• Problem to work on
Please copy out, unchanged, the part of the rows that opens with the line containing "- Polygon shape: [46, 185, 157, 264]" and closes with the line containing "- Polygon shape: [291, 86, 372, 151]", including both of those lines.

• Records to process
»»
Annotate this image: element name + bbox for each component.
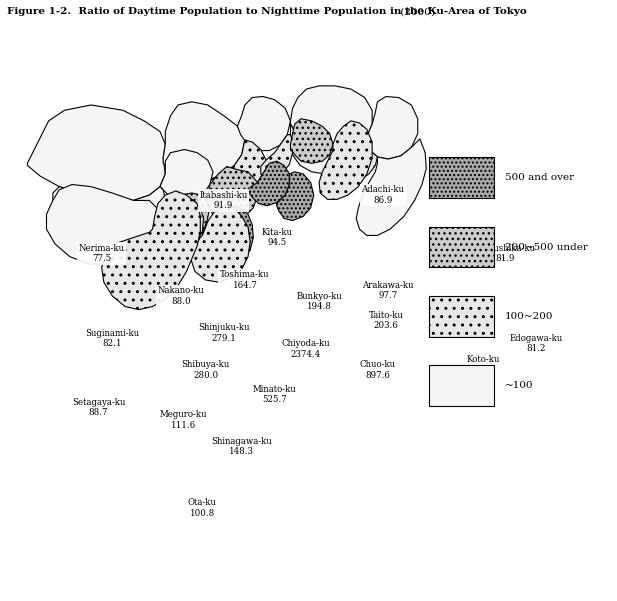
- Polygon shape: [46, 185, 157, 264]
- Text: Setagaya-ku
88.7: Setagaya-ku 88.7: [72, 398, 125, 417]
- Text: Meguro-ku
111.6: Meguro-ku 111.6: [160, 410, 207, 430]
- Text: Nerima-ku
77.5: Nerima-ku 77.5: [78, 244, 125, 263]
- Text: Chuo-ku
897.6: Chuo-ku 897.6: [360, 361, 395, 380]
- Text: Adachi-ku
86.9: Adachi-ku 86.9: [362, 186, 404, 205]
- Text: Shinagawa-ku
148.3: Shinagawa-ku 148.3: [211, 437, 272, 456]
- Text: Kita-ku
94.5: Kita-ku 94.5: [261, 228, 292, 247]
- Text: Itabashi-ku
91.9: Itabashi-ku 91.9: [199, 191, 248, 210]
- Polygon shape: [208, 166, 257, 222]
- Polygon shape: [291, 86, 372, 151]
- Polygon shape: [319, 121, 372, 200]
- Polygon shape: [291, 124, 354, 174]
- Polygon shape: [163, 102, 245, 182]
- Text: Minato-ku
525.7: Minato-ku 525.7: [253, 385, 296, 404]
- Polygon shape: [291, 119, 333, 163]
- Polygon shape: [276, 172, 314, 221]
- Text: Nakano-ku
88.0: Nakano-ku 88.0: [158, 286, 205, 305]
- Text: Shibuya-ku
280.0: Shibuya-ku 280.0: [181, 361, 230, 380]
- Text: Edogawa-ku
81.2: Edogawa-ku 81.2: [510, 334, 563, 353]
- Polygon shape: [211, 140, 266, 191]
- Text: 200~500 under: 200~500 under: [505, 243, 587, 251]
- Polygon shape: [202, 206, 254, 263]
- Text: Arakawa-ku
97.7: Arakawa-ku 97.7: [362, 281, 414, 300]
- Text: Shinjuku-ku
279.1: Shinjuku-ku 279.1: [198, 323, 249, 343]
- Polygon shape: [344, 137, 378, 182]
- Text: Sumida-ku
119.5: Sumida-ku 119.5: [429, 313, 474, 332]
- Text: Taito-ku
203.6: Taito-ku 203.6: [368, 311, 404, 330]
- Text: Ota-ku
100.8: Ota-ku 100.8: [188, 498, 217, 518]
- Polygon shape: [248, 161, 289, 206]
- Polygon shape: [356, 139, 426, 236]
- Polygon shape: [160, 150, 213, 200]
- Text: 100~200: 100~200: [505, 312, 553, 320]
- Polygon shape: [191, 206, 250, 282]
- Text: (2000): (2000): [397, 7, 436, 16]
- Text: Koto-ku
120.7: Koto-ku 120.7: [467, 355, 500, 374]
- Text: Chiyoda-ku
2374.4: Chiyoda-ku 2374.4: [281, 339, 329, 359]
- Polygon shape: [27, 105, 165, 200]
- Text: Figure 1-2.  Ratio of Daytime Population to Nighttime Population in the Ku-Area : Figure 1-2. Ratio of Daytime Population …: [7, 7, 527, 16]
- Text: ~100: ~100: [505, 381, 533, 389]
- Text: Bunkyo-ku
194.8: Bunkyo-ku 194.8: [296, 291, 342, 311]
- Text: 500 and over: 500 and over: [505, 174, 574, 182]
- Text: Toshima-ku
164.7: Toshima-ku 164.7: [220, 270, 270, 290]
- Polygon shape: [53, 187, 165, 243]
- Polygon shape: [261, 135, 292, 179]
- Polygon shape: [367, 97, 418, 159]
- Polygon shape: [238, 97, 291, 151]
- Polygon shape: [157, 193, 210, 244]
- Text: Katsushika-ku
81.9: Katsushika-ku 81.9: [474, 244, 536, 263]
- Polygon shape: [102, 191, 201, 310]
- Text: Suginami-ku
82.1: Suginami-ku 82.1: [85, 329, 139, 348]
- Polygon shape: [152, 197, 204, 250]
««
• Full output
- Polygon shape: [46, 185, 157, 264]
- Text: Setagaya-ku
88.7: Setagaya-ku 88.7: [72, 398, 125, 417]
- Text: Meguro-ku
111.6: Meguro-ku 111.6: [160, 410, 207, 430]
- Text: Nerima-ku
77.5: Nerima-ku 77.5: [78, 244, 125, 263]
- Text: Chuo-ku
897.6: Chuo-ku 897.6: [360, 361, 395, 380]
- Text: Adachi-ku
86.9: Adachi-ku 86.9: [362, 186, 404, 205]
- Text: Shinagawa-ku
148.3: Shinagawa-ku 148.3: [211, 437, 272, 456]
- Text: Kita-ku
94.5: Kita-ku 94.5: [261, 228, 292, 247]
- Text: Itabashi-ku
91.9: Itabashi-ku 91.9: [199, 191, 248, 210]
- Polygon shape: [208, 166, 257, 222]
- Polygon shape: [291, 86, 372, 151]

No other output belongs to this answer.